* **WHAT THE TASK REQUIRES**:
Find the lines with the string "heures" and return them.

* **GIVEN RECORDS**:

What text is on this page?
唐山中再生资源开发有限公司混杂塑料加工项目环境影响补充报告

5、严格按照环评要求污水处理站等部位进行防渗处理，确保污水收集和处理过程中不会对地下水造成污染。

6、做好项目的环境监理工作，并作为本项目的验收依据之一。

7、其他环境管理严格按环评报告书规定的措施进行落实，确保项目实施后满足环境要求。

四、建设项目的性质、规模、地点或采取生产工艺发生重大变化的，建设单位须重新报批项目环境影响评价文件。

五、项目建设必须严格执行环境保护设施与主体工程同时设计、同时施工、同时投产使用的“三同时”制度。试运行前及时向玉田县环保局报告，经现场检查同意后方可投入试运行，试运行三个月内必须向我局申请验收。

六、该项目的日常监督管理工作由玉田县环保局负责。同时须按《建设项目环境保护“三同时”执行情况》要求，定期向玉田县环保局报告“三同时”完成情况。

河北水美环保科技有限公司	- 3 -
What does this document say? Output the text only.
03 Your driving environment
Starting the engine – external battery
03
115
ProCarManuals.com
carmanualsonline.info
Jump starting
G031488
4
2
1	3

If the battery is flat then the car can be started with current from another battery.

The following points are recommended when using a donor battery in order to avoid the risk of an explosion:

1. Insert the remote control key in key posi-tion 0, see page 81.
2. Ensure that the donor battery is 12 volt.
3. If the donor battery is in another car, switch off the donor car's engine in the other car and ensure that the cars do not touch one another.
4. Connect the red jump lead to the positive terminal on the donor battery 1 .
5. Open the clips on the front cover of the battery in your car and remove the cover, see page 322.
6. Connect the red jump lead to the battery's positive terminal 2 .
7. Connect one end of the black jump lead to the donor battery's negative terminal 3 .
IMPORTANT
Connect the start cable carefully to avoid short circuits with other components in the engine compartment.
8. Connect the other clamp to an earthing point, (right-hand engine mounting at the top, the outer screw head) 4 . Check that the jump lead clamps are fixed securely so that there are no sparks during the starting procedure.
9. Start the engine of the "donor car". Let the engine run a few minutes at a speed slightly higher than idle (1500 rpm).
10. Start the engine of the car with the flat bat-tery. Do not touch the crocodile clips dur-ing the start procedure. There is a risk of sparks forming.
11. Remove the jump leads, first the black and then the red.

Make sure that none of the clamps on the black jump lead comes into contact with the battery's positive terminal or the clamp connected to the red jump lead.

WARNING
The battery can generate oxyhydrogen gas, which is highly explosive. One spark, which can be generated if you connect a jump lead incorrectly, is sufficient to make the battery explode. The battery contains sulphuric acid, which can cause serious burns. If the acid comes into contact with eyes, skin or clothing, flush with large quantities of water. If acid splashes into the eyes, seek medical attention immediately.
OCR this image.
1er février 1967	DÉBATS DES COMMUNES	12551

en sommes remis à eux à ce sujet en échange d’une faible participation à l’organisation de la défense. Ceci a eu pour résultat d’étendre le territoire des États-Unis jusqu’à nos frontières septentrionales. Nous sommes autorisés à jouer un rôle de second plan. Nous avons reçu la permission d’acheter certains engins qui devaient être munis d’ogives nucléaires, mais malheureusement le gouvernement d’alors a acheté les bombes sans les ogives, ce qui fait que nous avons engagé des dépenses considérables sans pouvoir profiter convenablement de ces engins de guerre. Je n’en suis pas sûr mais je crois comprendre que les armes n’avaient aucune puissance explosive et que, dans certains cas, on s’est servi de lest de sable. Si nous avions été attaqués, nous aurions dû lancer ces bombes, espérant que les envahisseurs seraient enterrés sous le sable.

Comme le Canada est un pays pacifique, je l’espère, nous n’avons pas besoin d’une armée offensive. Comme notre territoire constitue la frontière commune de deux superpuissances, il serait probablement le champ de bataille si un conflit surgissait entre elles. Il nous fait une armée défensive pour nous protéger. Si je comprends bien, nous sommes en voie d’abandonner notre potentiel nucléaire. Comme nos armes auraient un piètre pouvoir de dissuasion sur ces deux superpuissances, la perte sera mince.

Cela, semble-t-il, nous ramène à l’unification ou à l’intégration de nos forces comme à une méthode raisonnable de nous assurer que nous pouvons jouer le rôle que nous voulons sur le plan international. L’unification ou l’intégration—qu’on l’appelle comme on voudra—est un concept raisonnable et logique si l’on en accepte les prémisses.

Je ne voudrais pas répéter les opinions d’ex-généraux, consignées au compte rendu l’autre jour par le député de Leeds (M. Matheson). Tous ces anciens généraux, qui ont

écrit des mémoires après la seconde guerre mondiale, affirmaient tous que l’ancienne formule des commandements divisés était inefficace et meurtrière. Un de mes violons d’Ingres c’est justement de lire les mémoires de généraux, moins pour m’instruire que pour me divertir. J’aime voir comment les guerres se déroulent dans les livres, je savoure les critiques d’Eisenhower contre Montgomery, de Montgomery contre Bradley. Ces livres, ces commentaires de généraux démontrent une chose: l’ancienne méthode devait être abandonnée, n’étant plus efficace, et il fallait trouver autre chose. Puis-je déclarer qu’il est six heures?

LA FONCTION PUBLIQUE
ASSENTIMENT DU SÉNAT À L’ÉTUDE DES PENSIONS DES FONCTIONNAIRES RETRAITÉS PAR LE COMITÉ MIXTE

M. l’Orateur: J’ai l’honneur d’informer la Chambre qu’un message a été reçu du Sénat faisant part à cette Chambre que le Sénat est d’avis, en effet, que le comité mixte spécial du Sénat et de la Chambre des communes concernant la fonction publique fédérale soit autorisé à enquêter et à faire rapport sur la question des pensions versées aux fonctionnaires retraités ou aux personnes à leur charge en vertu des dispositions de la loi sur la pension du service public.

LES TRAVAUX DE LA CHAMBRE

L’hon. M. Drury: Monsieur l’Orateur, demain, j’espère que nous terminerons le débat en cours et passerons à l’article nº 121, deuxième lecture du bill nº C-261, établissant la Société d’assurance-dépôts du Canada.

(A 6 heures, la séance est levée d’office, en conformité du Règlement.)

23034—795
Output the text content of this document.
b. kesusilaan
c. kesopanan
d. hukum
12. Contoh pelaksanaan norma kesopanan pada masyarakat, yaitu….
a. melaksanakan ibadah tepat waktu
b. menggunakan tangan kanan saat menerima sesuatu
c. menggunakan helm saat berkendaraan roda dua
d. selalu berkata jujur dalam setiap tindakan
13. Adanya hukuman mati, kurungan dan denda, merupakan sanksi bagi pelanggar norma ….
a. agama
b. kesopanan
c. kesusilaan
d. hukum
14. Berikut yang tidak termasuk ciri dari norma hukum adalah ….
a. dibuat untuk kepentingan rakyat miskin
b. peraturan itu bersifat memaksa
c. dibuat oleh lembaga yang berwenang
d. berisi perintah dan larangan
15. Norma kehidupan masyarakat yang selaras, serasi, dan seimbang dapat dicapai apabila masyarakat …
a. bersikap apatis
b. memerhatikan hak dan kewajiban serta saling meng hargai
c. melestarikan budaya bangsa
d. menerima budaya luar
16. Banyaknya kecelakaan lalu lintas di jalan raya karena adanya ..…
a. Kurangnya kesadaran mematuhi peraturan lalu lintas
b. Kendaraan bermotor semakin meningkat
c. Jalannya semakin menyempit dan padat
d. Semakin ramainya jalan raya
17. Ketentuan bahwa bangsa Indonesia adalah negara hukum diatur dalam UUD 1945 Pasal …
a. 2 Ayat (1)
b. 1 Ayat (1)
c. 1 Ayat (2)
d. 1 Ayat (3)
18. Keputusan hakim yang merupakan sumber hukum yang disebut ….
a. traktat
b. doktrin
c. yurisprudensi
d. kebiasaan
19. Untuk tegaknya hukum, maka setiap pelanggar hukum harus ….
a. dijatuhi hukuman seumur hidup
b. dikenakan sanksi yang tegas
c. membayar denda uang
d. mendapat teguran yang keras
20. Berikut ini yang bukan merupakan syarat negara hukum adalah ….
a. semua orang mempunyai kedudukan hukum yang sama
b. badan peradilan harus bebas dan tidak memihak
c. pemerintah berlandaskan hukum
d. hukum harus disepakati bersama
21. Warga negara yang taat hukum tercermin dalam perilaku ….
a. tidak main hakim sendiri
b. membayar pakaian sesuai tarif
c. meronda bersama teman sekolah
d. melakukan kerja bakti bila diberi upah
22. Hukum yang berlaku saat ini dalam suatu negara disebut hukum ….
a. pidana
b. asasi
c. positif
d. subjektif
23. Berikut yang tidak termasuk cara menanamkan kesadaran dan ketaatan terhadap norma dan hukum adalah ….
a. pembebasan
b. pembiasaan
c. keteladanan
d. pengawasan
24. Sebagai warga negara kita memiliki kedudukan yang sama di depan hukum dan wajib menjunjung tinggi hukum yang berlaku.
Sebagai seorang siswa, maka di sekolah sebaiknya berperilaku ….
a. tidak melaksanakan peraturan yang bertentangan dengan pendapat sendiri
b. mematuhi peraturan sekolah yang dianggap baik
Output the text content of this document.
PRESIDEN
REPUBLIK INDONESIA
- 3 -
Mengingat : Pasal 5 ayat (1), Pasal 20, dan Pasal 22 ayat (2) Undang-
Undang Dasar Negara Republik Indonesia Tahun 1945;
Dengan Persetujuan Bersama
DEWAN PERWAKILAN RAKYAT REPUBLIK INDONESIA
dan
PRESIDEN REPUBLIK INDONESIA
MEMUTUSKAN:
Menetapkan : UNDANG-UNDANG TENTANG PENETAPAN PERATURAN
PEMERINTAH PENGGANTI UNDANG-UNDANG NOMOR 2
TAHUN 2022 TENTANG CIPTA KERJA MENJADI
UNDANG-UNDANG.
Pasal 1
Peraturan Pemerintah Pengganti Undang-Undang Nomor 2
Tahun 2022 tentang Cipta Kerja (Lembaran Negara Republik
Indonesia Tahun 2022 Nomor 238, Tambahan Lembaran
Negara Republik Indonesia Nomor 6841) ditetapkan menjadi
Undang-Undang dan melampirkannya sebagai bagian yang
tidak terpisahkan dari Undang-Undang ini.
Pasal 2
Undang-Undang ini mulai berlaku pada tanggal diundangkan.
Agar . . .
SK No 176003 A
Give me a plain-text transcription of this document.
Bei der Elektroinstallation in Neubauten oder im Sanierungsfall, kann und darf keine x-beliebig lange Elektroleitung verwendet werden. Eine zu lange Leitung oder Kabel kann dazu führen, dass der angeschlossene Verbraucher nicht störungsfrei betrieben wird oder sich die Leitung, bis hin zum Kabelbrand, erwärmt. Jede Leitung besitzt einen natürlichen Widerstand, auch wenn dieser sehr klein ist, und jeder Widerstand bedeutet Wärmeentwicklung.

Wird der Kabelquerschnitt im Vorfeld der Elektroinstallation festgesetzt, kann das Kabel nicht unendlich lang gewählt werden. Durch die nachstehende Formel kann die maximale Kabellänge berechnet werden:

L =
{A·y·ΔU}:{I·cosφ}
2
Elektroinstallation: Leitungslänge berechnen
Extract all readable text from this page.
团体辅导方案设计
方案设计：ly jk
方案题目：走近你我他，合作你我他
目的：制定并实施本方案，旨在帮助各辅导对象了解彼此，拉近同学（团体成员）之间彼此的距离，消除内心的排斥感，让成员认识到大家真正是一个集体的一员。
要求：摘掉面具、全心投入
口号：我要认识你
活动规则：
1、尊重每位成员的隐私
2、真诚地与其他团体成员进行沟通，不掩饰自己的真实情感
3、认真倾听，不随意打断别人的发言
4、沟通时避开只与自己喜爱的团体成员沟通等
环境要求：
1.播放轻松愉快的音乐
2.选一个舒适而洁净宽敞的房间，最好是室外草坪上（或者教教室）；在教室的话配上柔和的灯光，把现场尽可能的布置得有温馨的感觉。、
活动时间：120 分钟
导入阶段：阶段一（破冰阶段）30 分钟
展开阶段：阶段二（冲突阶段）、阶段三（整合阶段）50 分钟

* **ANSWER**:
écrit des mémoires après la seconde guerre mondiale, affirmaient tous que l’ancienne formule des commandements divisés était inefficace et meurtrière. Un de mes violons d’Ingres c’est justement de lire les mémoires de généraux, moins pour m’instruire que pour me divertir. J’aime voir comment les guerres se déroulent dans les livres, je savoure les critiques d’Eisenhower contre Montgomery, de Montgomery contre Bradley. Ces livres, ces commentaires de généraux démontrent une chose: l’ancienne méthode devait être abandonnée, n’étant plus efficace, et il fallait trouver autre chose. Puis-je déclarer qu’il est six heures?
(A 6 heures, la séance est levée d’office, en conformité du Règlement.)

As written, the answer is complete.